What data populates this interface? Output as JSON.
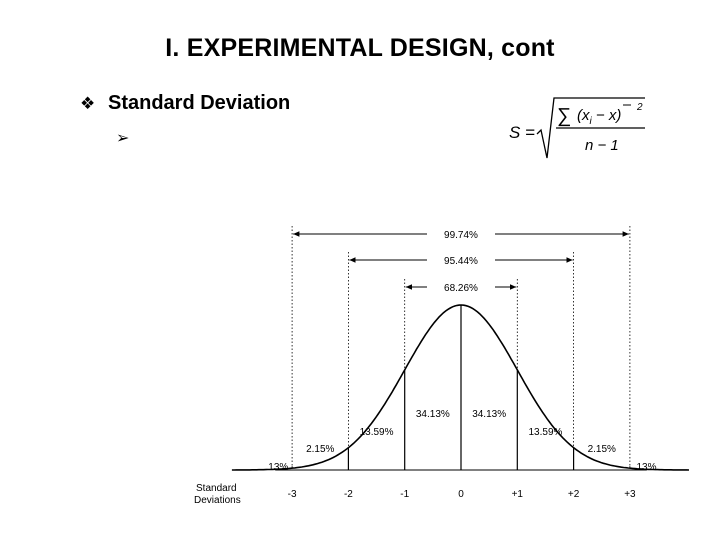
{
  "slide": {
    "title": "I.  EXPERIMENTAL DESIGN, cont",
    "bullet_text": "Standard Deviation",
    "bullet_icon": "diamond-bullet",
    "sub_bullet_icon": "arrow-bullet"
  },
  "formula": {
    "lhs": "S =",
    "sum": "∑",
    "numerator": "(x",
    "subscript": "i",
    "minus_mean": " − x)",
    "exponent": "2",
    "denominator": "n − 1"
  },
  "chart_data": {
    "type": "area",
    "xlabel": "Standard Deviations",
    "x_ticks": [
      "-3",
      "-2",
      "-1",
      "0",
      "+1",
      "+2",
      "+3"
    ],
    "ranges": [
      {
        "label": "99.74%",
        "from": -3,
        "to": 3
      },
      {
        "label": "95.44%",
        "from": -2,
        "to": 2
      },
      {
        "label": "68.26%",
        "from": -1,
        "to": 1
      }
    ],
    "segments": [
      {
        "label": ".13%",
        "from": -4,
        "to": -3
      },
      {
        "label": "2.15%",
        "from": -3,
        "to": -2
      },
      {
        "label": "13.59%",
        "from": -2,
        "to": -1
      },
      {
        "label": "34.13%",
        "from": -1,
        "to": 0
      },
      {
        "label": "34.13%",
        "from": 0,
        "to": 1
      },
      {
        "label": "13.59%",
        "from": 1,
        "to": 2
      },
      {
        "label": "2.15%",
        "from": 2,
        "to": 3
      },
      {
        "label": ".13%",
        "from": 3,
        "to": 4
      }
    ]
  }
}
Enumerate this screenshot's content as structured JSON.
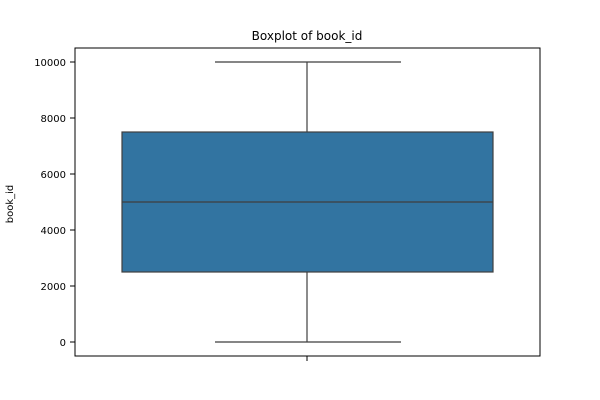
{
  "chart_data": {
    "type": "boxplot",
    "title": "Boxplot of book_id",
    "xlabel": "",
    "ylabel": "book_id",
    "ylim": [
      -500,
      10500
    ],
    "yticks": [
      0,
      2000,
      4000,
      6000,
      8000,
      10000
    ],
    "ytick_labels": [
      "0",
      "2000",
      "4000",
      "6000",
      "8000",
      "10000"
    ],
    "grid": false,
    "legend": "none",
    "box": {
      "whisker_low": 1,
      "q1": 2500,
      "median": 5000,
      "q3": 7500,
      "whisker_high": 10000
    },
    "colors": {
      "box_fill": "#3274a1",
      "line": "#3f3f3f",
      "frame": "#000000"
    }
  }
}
· · · · · · ·
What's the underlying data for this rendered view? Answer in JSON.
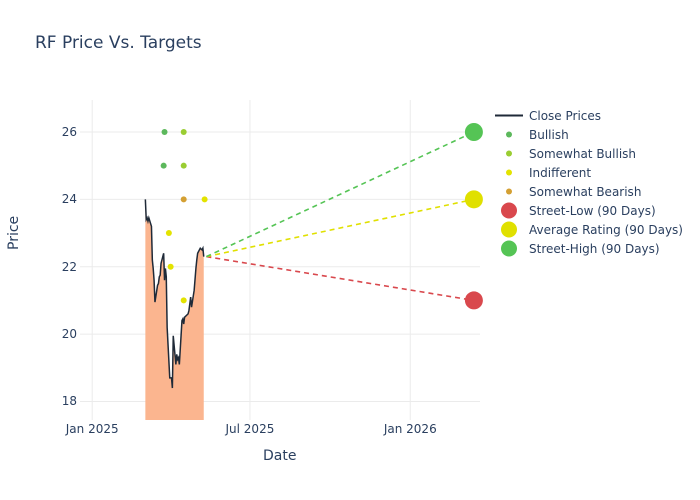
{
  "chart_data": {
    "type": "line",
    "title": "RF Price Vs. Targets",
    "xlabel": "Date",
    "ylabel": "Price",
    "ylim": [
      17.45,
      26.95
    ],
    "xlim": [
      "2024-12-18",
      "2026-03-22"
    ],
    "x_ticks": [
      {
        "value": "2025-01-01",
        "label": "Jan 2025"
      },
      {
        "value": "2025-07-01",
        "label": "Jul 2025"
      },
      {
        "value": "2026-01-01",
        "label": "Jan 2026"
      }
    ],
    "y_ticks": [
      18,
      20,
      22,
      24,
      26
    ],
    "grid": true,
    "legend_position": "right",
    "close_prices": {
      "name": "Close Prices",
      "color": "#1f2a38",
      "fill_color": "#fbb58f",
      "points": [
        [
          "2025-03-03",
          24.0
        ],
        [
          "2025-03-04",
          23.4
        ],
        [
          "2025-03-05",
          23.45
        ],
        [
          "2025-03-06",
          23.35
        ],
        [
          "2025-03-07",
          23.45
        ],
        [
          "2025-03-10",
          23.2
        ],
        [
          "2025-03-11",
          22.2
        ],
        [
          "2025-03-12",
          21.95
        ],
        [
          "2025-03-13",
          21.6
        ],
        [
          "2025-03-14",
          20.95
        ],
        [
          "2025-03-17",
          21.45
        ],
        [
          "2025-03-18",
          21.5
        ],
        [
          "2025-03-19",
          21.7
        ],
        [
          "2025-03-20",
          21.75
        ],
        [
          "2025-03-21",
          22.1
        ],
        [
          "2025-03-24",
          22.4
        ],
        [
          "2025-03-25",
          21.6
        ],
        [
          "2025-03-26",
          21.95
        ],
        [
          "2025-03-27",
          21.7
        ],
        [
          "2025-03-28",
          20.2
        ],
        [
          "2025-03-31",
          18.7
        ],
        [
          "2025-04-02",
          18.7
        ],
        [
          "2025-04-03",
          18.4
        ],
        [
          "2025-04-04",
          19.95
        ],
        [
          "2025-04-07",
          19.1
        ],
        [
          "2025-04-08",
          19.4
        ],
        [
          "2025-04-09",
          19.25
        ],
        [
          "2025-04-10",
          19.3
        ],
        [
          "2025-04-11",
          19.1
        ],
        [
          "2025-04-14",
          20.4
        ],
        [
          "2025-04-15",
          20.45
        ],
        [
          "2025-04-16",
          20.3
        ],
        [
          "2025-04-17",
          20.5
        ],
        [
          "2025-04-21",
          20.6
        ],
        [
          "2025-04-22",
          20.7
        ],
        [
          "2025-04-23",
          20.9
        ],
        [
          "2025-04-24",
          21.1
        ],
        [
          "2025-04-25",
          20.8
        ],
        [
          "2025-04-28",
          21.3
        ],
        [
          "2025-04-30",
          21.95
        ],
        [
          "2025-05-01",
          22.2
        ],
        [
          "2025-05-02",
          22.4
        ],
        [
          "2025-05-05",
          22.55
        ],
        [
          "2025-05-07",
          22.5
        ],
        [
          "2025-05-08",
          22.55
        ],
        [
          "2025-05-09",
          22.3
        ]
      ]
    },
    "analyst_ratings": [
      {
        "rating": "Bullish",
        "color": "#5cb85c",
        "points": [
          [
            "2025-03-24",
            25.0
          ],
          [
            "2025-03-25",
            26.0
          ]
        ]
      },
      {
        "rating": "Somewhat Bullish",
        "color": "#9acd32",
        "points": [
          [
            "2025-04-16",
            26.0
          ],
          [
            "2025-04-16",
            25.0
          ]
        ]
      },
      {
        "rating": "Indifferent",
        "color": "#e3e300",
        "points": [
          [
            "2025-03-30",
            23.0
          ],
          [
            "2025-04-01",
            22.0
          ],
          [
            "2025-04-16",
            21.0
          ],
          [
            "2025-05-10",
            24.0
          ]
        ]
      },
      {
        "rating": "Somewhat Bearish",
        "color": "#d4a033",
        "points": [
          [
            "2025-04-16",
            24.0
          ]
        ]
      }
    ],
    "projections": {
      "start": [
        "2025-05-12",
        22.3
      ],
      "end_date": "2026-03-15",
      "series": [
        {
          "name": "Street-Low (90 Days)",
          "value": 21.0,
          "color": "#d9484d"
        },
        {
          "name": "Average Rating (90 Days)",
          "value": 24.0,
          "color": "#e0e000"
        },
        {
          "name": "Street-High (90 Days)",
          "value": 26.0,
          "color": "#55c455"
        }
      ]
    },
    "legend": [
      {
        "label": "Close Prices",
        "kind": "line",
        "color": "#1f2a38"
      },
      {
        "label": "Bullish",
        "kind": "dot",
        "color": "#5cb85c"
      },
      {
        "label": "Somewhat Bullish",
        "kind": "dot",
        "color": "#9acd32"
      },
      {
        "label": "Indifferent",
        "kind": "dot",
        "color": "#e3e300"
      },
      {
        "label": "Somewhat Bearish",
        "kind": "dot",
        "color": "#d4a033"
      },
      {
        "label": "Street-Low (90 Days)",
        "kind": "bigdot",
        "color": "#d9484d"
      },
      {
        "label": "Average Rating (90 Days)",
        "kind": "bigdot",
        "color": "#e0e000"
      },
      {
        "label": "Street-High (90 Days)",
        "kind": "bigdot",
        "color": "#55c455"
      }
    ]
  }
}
· · · · · · ·
** GIVEN REQUEST **
Of the lines in the material, how many contain the word "Street"? Reply with the number and nothing else.

** TASK RESULT **
4